(Collected data entries)
┌────────

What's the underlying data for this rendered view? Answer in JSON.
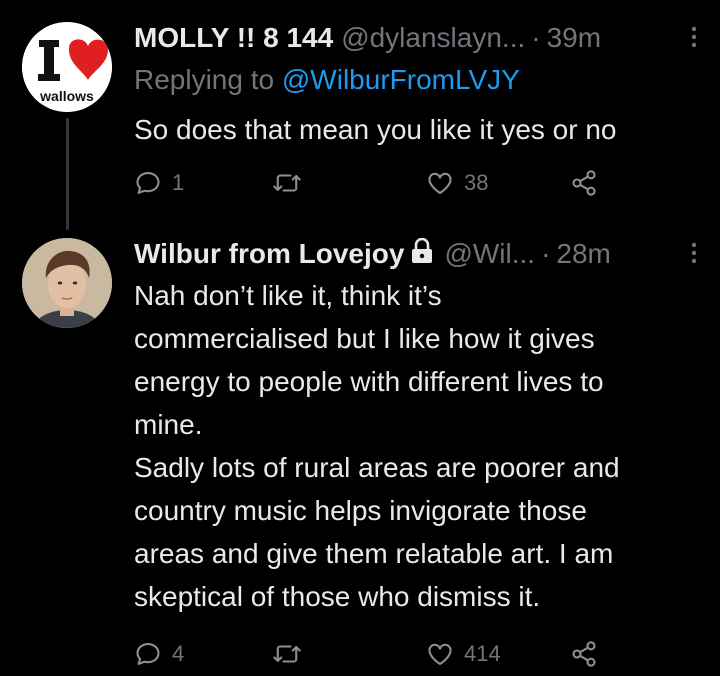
{
  "tweets": [
    {
      "display_name": "MOLLY !! 8 144",
      "handle": "@dylanslayn...",
      "separator": "·",
      "time": "39m",
      "replying_prefix": "Replying to",
      "replying_to": "@WilburFromLVJY",
      "text_lines": [
        "So does that mean you like it yes or no"
      ],
      "avatar_logo_text": "wallows",
      "reply_count": "1",
      "retweet_count": "",
      "like_count": "38"
    },
    {
      "display_name": "Wilbur from Lovejoy",
      "handle": "@Wil...",
      "separator": "·",
      "time": "28m",
      "locked": true,
      "text_lines": [
        "Nah don’t like it, think it’s",
        "commercialised but I like how it gives",
        "energy to people with different lives to",
        "mine.",
        "Sadly lots of rural areas are poorer and",
        "country music helps invigorate those",
        "areas and give them relatable art. I am",
        "skeptical of those who dismiss it."
      ],
      "reply_count": "4",
      "retweet_count": "",
      "like_count": "414"
    }
  ],
  "colors": {
    "background": "#000000",
    "text": "#e7e9ea",
    "muted": "#71767b",
    "link": "#1d9bf0",
    "thread_line": "#333639",
    "heart_logo": "#e02020"
  },
  "icons": [
    "reply-icon",
    "retweet-icon",
    "like-icon",
    "share-icon",
    "more-icon",
    "lock-icon"
  ]
}
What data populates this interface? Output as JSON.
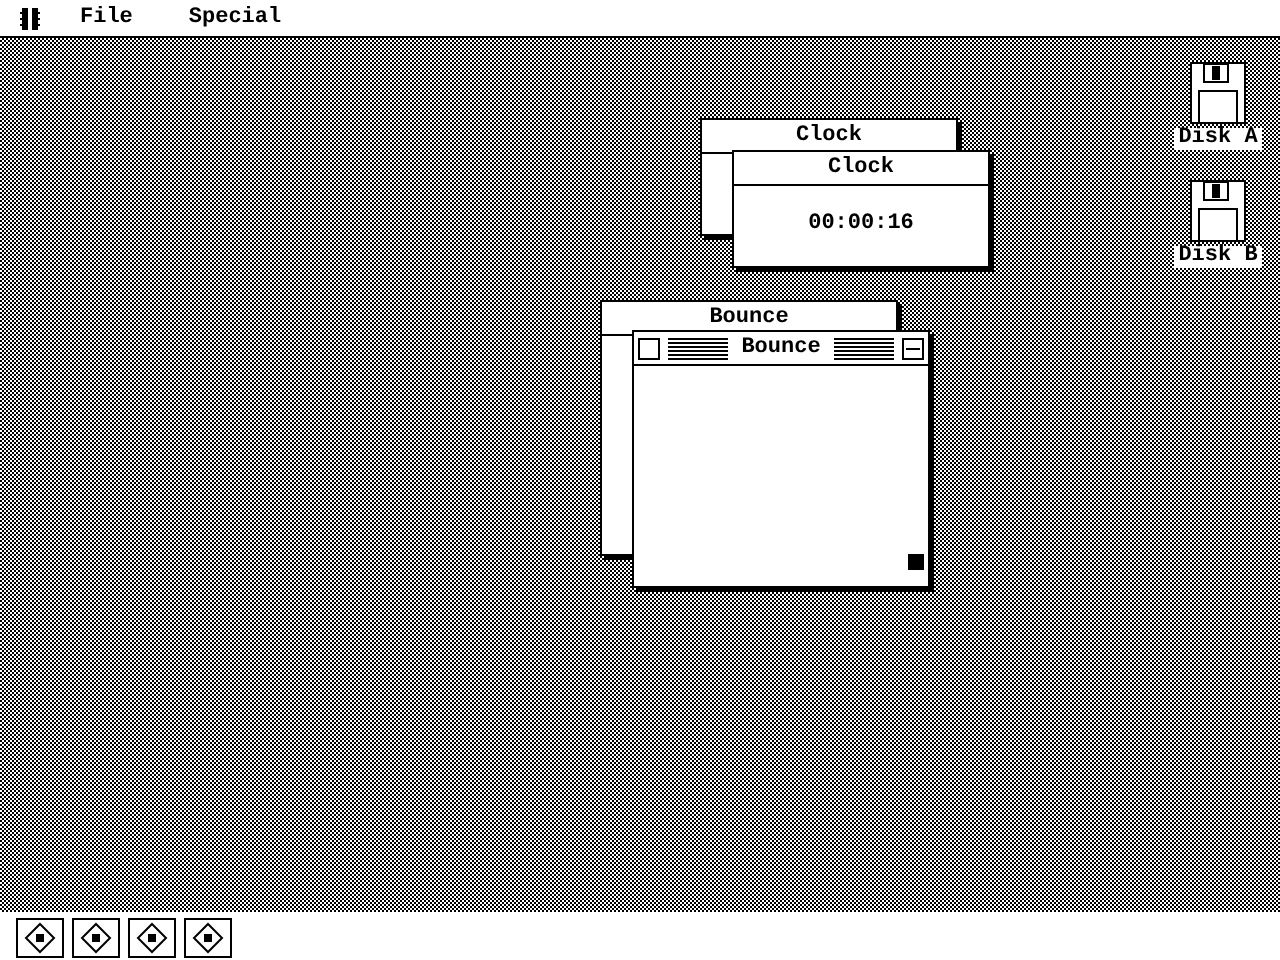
{
  "menu_bar": {
    "items": [
      "File",
      "Special"
    ]
  },
  "windows": [
    {
      "title": "Clock",
      "active": false
    },
    {
      "title": "Clock",
      "active": false,
      "text": "00:00:16"
    },
    {
      "title": "Bounce",
      "active": false
    },
    {
      "title": "Bounce",
      "active": true
    }
  ],
  "desktop_icons": [
    {
      "label": "Disk A"
    },
    {
      "label": "Disk B"
    }
  ]
}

└────────

# [PROBLEM DESCRIPTION]
Starting at the line that contains "What data populates", extract each line through the last line of the material exactly as written, and include no pictures.

# [COMPLETE ANSWER]
What data populates this interface? Output as JSON.
{
  "menu_bar": {
    "items": [
      "File",
      "Special"
    ]
  },
  "windows": [
    {
      "title": "Clock",
      "active": false
    },
    {
      "title": "Clock",
      "active": false,
      "text": "00:00:16"
    },
    {
      "title": "Bounce",
      "active": false
    },
    {
      "title": "Bounce",
      "active": true
    }
  ],
  "desktop_icons": [
    {
      "label": "Disk A"
    },
    {
      "label": "Disk B"
    }
  ]
}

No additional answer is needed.